# [Records shown]
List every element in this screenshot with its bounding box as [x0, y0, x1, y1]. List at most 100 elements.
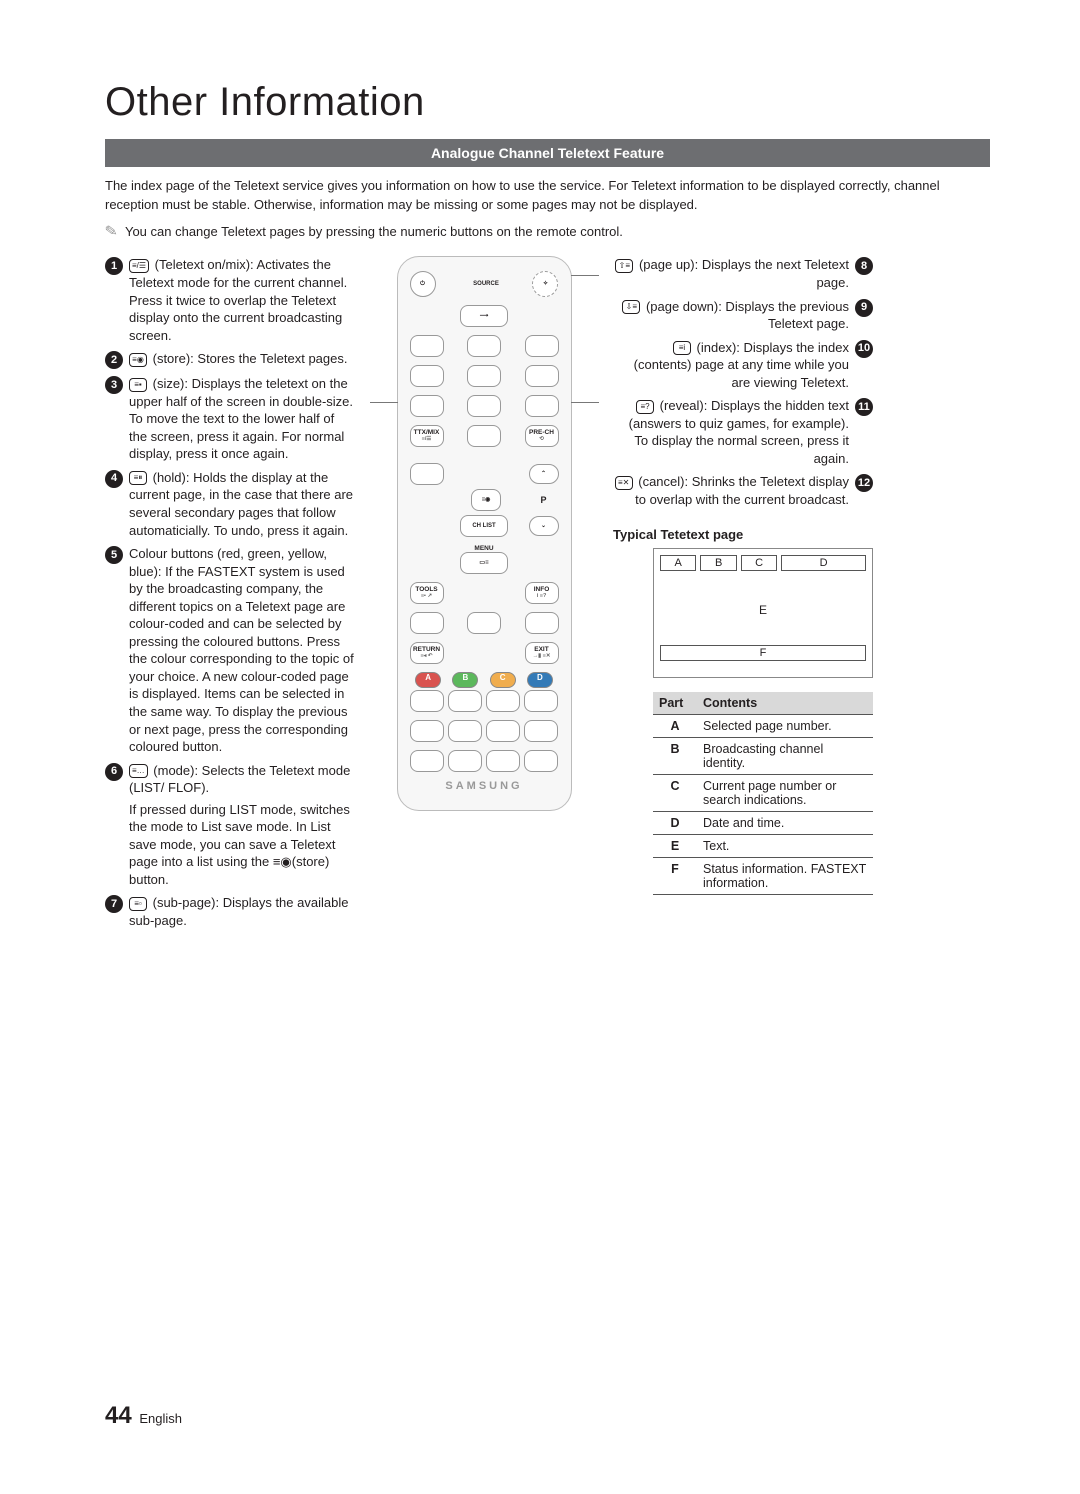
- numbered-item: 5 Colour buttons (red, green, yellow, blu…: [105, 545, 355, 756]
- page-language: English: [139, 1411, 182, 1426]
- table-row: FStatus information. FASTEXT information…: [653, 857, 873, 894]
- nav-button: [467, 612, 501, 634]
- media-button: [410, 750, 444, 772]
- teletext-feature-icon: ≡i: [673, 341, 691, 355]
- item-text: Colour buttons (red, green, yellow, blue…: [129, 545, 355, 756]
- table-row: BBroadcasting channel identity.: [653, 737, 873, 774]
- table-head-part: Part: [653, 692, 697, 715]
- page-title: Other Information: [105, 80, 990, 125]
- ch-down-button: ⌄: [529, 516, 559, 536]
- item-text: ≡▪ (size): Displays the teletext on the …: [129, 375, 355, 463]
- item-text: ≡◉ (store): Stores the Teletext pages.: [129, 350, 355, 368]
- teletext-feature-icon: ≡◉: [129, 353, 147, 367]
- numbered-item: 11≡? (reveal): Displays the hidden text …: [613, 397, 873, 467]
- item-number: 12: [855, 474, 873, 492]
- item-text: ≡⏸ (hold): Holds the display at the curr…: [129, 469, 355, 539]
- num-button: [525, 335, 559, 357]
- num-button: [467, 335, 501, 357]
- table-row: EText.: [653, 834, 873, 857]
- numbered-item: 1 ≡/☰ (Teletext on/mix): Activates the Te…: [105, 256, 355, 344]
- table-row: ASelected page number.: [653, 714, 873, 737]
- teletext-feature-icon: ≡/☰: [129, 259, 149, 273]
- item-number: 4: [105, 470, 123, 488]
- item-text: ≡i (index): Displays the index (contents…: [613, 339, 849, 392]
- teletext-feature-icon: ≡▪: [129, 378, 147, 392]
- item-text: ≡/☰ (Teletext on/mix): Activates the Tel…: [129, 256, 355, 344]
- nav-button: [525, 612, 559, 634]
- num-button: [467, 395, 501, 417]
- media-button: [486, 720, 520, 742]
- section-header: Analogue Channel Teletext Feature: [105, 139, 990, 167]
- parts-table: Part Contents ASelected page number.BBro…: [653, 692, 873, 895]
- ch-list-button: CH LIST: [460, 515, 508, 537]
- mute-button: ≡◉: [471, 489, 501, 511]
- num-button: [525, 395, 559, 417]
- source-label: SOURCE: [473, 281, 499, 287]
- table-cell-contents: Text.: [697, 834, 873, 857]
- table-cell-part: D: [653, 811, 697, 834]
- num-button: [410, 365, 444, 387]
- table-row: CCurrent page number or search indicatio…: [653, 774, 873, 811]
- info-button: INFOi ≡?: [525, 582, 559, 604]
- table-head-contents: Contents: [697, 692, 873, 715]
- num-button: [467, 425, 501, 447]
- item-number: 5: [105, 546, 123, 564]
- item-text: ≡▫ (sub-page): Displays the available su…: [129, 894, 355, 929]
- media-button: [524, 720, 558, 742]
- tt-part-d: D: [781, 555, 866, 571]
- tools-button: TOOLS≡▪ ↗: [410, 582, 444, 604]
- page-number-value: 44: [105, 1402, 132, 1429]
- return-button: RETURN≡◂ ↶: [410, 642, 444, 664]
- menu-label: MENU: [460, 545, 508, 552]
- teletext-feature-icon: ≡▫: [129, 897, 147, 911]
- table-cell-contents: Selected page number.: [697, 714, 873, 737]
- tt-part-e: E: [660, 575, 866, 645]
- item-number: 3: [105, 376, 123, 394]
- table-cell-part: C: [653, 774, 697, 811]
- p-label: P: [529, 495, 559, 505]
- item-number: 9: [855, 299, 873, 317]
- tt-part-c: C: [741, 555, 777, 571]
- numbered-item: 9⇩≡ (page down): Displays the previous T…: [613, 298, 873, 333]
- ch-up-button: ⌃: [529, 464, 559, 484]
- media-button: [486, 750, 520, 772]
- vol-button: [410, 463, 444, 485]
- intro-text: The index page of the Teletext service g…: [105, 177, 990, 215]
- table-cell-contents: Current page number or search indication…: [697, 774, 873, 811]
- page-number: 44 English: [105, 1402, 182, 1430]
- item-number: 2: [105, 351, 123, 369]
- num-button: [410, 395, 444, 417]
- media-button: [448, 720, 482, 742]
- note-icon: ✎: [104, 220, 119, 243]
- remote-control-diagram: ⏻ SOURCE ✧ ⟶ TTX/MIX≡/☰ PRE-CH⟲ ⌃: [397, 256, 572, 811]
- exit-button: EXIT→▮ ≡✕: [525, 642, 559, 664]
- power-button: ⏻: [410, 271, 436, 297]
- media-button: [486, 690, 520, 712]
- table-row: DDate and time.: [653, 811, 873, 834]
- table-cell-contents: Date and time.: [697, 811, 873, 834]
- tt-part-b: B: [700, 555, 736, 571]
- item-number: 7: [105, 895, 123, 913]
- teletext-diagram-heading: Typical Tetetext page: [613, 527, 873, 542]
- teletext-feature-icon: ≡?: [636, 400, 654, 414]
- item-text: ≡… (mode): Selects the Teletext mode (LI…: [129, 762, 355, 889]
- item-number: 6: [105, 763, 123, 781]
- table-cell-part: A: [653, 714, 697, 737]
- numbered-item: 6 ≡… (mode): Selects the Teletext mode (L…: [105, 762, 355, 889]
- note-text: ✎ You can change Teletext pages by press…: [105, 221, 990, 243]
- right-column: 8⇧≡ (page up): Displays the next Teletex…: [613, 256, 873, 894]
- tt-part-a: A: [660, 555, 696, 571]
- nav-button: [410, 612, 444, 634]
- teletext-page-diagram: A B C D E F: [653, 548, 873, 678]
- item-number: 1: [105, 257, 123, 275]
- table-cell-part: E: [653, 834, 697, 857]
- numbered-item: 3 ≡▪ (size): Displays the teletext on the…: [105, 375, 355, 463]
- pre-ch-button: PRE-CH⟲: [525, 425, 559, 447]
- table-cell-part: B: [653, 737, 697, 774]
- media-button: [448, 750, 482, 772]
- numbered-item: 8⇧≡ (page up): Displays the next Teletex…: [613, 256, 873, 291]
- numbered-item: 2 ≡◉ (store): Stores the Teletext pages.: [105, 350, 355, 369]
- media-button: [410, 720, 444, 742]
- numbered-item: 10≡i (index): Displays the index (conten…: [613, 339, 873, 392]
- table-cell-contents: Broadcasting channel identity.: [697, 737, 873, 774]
==
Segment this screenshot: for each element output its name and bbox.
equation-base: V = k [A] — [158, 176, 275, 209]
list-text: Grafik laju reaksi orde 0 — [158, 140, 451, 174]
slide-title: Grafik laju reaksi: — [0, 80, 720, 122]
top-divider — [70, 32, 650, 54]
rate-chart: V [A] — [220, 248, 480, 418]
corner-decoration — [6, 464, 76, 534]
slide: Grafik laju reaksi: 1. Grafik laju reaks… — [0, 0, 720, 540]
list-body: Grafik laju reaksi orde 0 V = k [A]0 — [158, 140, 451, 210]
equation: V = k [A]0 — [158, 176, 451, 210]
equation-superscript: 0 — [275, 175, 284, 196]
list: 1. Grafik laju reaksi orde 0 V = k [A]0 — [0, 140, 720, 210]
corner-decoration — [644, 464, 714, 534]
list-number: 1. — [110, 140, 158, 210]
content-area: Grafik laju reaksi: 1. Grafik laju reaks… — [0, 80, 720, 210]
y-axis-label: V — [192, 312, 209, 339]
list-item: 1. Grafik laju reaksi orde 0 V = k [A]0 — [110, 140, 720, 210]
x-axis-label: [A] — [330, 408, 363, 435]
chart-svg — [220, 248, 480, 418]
...
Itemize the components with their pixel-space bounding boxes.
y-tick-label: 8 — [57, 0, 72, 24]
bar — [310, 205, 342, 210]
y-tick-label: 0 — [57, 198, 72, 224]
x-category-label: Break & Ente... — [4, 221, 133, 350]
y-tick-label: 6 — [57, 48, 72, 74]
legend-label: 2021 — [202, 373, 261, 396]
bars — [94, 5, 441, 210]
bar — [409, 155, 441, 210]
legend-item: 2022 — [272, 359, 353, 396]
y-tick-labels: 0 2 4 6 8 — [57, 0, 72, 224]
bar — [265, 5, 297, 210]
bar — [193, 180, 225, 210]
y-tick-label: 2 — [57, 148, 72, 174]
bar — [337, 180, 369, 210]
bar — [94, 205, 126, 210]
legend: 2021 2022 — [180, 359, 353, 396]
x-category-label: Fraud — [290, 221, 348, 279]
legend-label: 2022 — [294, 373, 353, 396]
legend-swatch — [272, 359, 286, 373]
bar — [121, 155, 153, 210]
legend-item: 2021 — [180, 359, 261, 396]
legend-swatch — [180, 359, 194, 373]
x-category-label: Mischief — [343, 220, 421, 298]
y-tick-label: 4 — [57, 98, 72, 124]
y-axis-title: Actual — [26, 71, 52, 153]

# [Exercise description]
Reproduce the stretch from the line containing "Itemize the components" through the line containing "y-axis-title: Actual — [26, 71, 52, 153]", substituting "legend-marker" for every "legend-swatch" and leaving everything else as it is.

# [Response to the exercise]
Itemize the components with their pixel-space bounding boxes.
y-tick-label: 8 — [57, 0, 72, 24]
bar — [310, 205, 342, 210]
y-tick-label: 0 — [57, 198, 72, 224]
x-category-label: Break & Ente... — [4, 221, 133, 350]
y-tick-label: 6 — [57, 48, 72, 74]
legend-label: 2021 — [202, 373, 261, 396]
bars — [94, 5, 441, 210]
bar — [409, 155, 441, 210]
legend-item: 2022 — [272, 359, 353, 396]
y-tick-labels: 0 2 4 6 8 — [57, 0, 72, 224]
bar — [265, 5, 297, 210]
bar — [193, 180, 225, 210]
y-tick-label: 2 — [57, 148, 72, 174]
bar — [337, 180, 369, 210]
bar — [94, 205, 126, 210]
legend: 2021 2022 — [180, 359, 353, 396]
x-category-label: Fraud — [290, 221, 348, 279]
legend-label: 2022 — [294, 373, 353, 396]
legend-marker — [272, 359, 286, 373]
bar — [121, 155, 153, 210]
legend-item: 2021 — [180, 359, 261, 396]
legend-marker — [180, 359, 194, 373]
x-category-label: Mischief — [343, 220, 421, 298]
y-tick-label: 4 — [57, 98, 72, 124]
y-axis-title: Actual — [26, 71, 52, 153]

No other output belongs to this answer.